• _Task directions_
Extract all lines from the data beneath that include the word "triangle".

____________________

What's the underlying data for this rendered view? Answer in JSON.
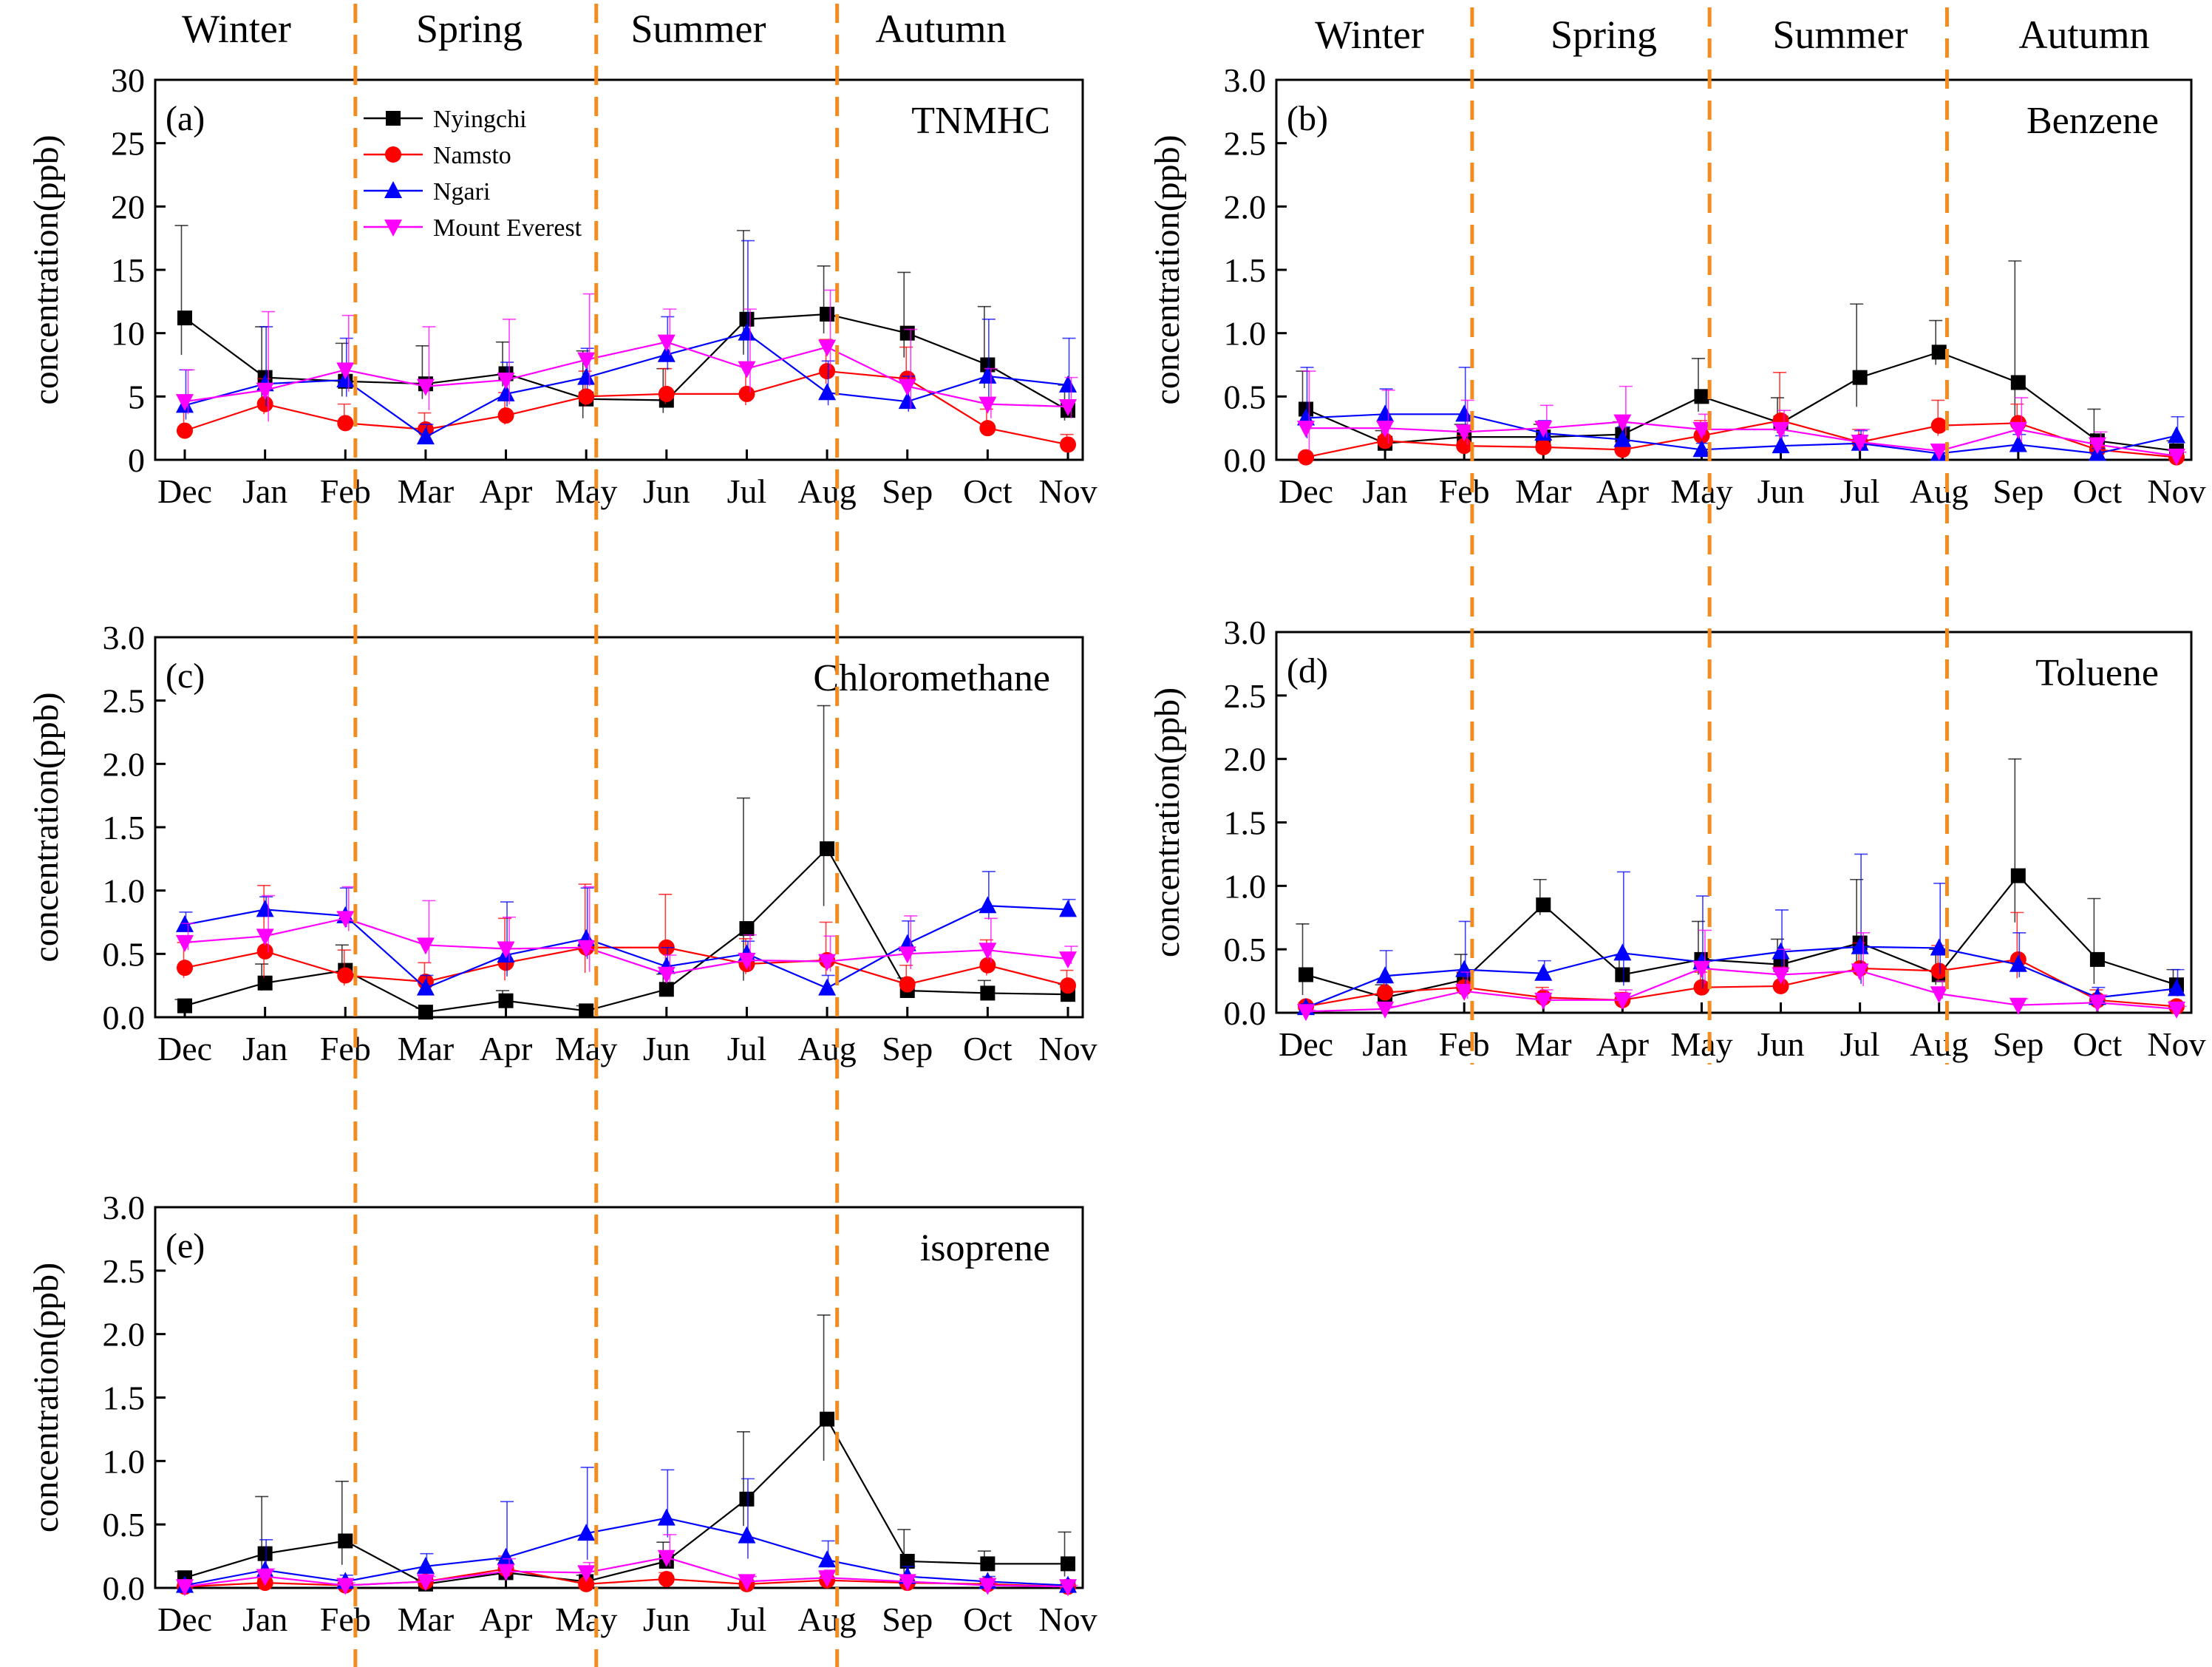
{
  "chart_data": {
    "type": "line",
    "ylabel": "concentration(ppb)",
    "seasons": [
      "Winter",
      "Spring",
      "Summer",
      "Autumn"
    ],
    "months": [
      "Dec",
      "Jan",
      "Feb",
      "Mar",
      "Apr",
      "May",
      "Jun",
      "Jul",
      "Aug",
      "Sep",
      "Oct",
      "Nov"
    ],
    "season_boundaries": [
      "Feb",
      "May",
      "Aug"
    ],
    "legend": {
      "placement": "top-left of panel (a)",
      "entries": [
        {
          "name": "Nyingchi",
          "color": "#000000",
          "marker": "square"
        },
        {
          "name": "Namsto",
          "color": "#ff0000",
          "marker": "circle"
        },
        {
          "name": "Ngari",
          "color": "#0000ff",
          "marker": "triangle-up"
        },
        {
          "name": "Mount Everest",
          "color": "#ff00ff",
          "marker": "triangle-down"
        }
      ]
    },
    "boundary_color": "#f28c1e",
    "panels": [
      {
        "tag": "(a)",
        "compound": "TNMHC",
        "ylim": [
          0,
          30
        ],
        "yticks": [
          "0",
          "5",
          "10",
          "15",
          "20",
          "25",
          "30"
        ],
        "series": [
          {
            "name": "Nyingchi",
            "values": [
              11.2,
              6.5,
              6.2,
              6.0,
              6.8,
              4.8,
              4.7,
              11.1,
              11.5,
              10.0,
              7.5,
              3.9
            ],
            "errors": [
              7.3,
              4.0,
              3.0,
              3.0,
              2.5,
              3.8,
              2.5,
              7.0,
              3.8,
              4.8,
              4.6,
              2.0
            ]
          },
          {
            "name": "Namsto",
            "values": [
              2.3,
              4.4,
              2.9,
              2.4,
              3.5,
              5.0,
              5.2,
              5.2,
              7.0,
              6.4,
              2.5,
              1.2
            ],
            "errors": [
              1.5,
              2.0,
              1.5,
              1.3,
              1.8,
              2.0,
              2.0,
              2.2,
              2.5,
              2.5,
              1.5,
              0.8
            ]
          },
          {
            "name": "Ngari",
            "values": [
              4.3,
              6.0,
              6.3,
              1.8,
              5.2,
              6.5,
              8.3,
              10.0,
              5.3,
              4.6,
              6.6,
              5.9
            ],
            "errors": [
              2.8,
              4.5,
              3.3,
              1.0,
              2.5,
              2.3,
              3.0,
              7.3,
              2.5,
              2.0,
              4.5,
              3.7
            ]
          },
          {
            "name": "Mount Everest",
            "values": [
              4.6,
              5.5,
              7.1,
              5.8,
              6.3,
              7.9,
              9.3,
              7.2,
              8.9,
              5.8,
              4.4,
              4.2
            ],
            "errors": [
              2.5,
              6.2,
              4.3,
              4.7,
              4.8,
              5.2,
              2.6,
              4.7,
              4.5,
              4.5,
              2.8,
              2.3
            ]
          }
        ]
      },
      {
        "tag": "(b)",
        "compound": "Benzene",
        "ylim": [
          0,
          3.0
        ],
        "yticks": [
          "0.0",
          "0.5",
          "1.0",
          "1.5",
          "2.0",
          "2.5",
          "3.0"
        ],
        "series": [
          {
            "name": "Nyingchi",
            "values": [
              0.4,
              0.13,
              0.18,
              0.18,
              0.2,
              0.5,
              0.29,
              0.65,
              0.85,
              0.61,
              0.15,
              0.07
            ],
            "errors": [
              0.3,
              0.1,
              0.1,
              0.1,
              0.1,
              0.3,
              0.2,
              0.58,
              0.25,
              0.96,
              0.25,
              0.08
            ]
          },
          {
            "name": "Namsto",
            "values": [
              0.02,
              0.15,
              0.11,
              0.1,
              0.08,
              0.19,
              0.31,
              0.14,
              0.27,
              0.29,
              0.08,
              0.02
            ],
            "errors": [
              0.02,
              0.1,
              0.08,
              0.08,
              0.06,
              0.12,
              0.38,
              0.1,
              0.2,
              0.15,
              0.06,
              0.02
            ]
          },
          {
            "name": "Ngari",
            "values": [
              0.33,
              0.36,
              0.36,
              0.21,
              0.16,
              0.08,
              0.11,
              0.13,
              0.05,
              0.12,
              0.05,
              0.19
            ],
            "errors": [
              0.4,
              0.2,
              0.37,
              0.1,
              0.1,
              0.05,
              0.08,
              0.1,
              0.04,
              0.08,
              0.04,
              0.15
            ]
          },
          {
            "name": "Mount Everest",
            "values": [
              0.25,
              0.25,
              0.22,
              0.25,
              0.3,
              0.24,
              0.24,
              0.14,
              0.07,
              0.24,
              0.12,
              0.03
            ],
            "errors": [
              0.45,
              0.3,
              0.25,
              0.18,
              0.28,
              0.12,
              0.15,
              0.1,
              0.05,
              0.25,
              0.1,
              0.03
            ]
          }
        ]
      },
      {
        "tag": "(c)",
        "compound": "Chloromethane",
        "ylim": [
          0,
          3.0
        ],
        "yticks": [
          "0.0",
          "0.5",
          "1.0",
          "1.5",
          "2.0",
          "2.5",
          "3.0"
        ],
        "series": [
          {
            "name": "Nyingchi",
            "values": [
              0.09,
              0.27,
              0.37,
              0.04,
              0.13,
              0.05,
              0.22,
              0.7,
              1.33,
              0.21,
              0.19,
              0.18
            ],
            "errors": [
              0.05,
              0.15,
              0.2,
              0.03,
              0.08,
              0.04,
              0.12,
              1.03,
              1.13,
              0.1,
              0.1,
              0.08
            ]
          },
          {
            "name": "Namsto",
            "values": [
              0.39,
              0.52,
              0.33,
              0.28,
              0.43,
              0.55,
              0.55,
              0.42,
              0.45,
              0.26,
              0.41,
              0.25
            ],
            "errors": [
              0.2,
              0.52,
              0.2,
              0.15,
              0.35,
              0.5,
              0.42,
              0.2,
              0.3,
              0.15,
              0.2,
              0.12
            ]
          },
          {
            "name": "Ngari",
            "values": [
              0.73,
              0.85,
              0.8,
              0.23,
              0.49,
              0.62,
              0.4,
              0.5,
              0.23,
              0.58,
              0.88,
              0.85
            ],
            "errors": [
              0.1,
              0.1,
              0.22,
              0.1,
              0.42,
              0.4,
              0.15,
              0.1,
              0.1,
              0.18,
              0.27,
              0.08
            ]
          },
          {
            "name": "Mount Everest",
            "values": [
              0.59,
              0.64,
              0.78,
              0.57,
              0.54,
              0.55,
              0.34,
              0.45,
              0.44,
              0.5,
              0.53,
              0.46
            ],
            "errors": [
              0.15,
              0.32,
              0.25,
              0.35,
              0.25,
              0.48,
              0.15,
              0.2,
              0.2,
              0.3,
              0.25,
              0.1
            ]
          }
        ]
      },
      {
        "tag": "(d)",
        "compound": "Toluene",
        "ylim": [
          0,
          3.0
        ],
        "yticks": [
          "0.0",
          "0.5",
          "1.0",
          "1.5",
          "2.0",
          "2.5",
          "3.0"
        ],
        "series": [
          {
            "name": "Nyingchi",
            "values": [
              0.3,
              0.12,
              0.26,
              0.85,
              0.3,
              0.42,
              0.38,
              0.55,
              0.3,
              1.08,
              0.42,
              0.22
            ],
            "errors": [
              0.4,
              0.1,
              0.2,
              0.2,
              0.15,
              0.3,
              0.2,
              0.5,
              0.2,
              0.92,
              0.48,
              0.12
            ]
          },
          {
            "name": "Namsto",
            "values": [
              0.05,
              0.16,
              0.2,
              0.12,
              0.1,
              0.2,
              0.21,
              0.35,
              0.33,
              0.42,
              0.1,
              0.05
            ],
            "errors": [
              0.03,
              0.1,
              0.12,
              0.08,
              0.06,
              0.12,
              0.15,
              0.2,
              0.2,
              0.37,
              0.08,
              0.04
            ]
          },
          {
            "name": "Ngari",
            "values": [
              0.04,
              0.29,
              0.34,
              0.31,
              0.47,
              0.4,
              0.48,
              0.52,
              0.51,
              0.38,
              0.12,
              0.19
            ],
            "errors": [
              0.03,
              0.2,
              0.38,
              0.1,
              0.64,
              0.52,
              0.33,
              0.73,
              0.51,
              0.25,
              0.08,
              0.15
            ]
          },
          {
            "name": "Mount Everest",
            "values": [
              0.01,
              0.03,
              0.17,
              0.1,
              0.1,
              0.35,
              0.3,
              0.33,
              0.15,
              0.06,
              0.08,
              0.03
            ],
            "errors": [
              0.01,
              0.02,
              0.15,
              0.08,
              0.08,
              0.3,
              0.2,
              0.3,
              0.1,
              0.05,
              0.06,
              0.02
            ]
          }
        ]
      },
      {
        "tag": "(e)",
        "compound": "isoprene",
        "ylim": [
          0,
          3.0
        ],
        "yticks": [
          "0.0",
          "0.5",
          "1.0",
          "1.5",
          "2.0",
          "2.5",
          "3.0"
        ],
        "series": [
          {
            "name": "Nyingchi",
            "values": [
              0.08,
              0.27,
              0.37,
              0.03,
              0.12,
              0.05,
              0.21,
              0.7,
              1.33,
              0.21,
              0.19,
              0.19
            ],
            "errors": [
              0.05,
              0.45,
              0.47,
              0.03,
              0.1,
              0.05,
              0.15,
              0.53,
              0.82,
              0.25,
              0.1,
              0.25
            ]
          },
          {
            "name": "Namsto",
            "values": [
              0.01,
              0.04,
              0.02,
              0.05,
              0.15,
              0.03,
              0.07,
              0.03,
              0.06,
              0.04,
              0.03,
              0.01
            ],
            "errors": [
              0.01,
              0.03,
              0.02,
              0.04,
              0.1,
              0.03,
              0.05,
              0.03,
              0.05,
              0.03,
              0.03,
              0.01
            ]
          },
          {
            "name": "Ngari",
            "values": [
              0.02,
              0.14,
              0.05,
              0.17,
              0.24,
              0.43,
              0.55,
              0.41,
              0.22,
              0.09,
              0.05,
              0.02
            ],
            "errors": [
              0.02,
              0.24,
              0.05,
              0.1,
              0.44,
              0.52,
              0.38,
              0.45,
              0.15,
              0.08,
              0.04,
              0.02
            ]
          },
          {
            "name": "Mount Everest",
            "values": [
              0.01,
              0.09,
              0.02,
              0.05,
              0.13,
              0.12,
              0.24,
              0.05,
              0.08,
              0.05,
              0.02,
              0.01
            ],
            "errors": [
              0.01,
              0.06,
              0.02,
              0.04,
              0.1,
              0.08,
              0.18,
              0.04,
              0.06,
              0.04,
              0.02,
              0.01
            ]
          }
        ]
      }
    ]
  }
}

____________________

• _Final answer_
          "marker": "triangle-up"
          "marker": "triangle-down"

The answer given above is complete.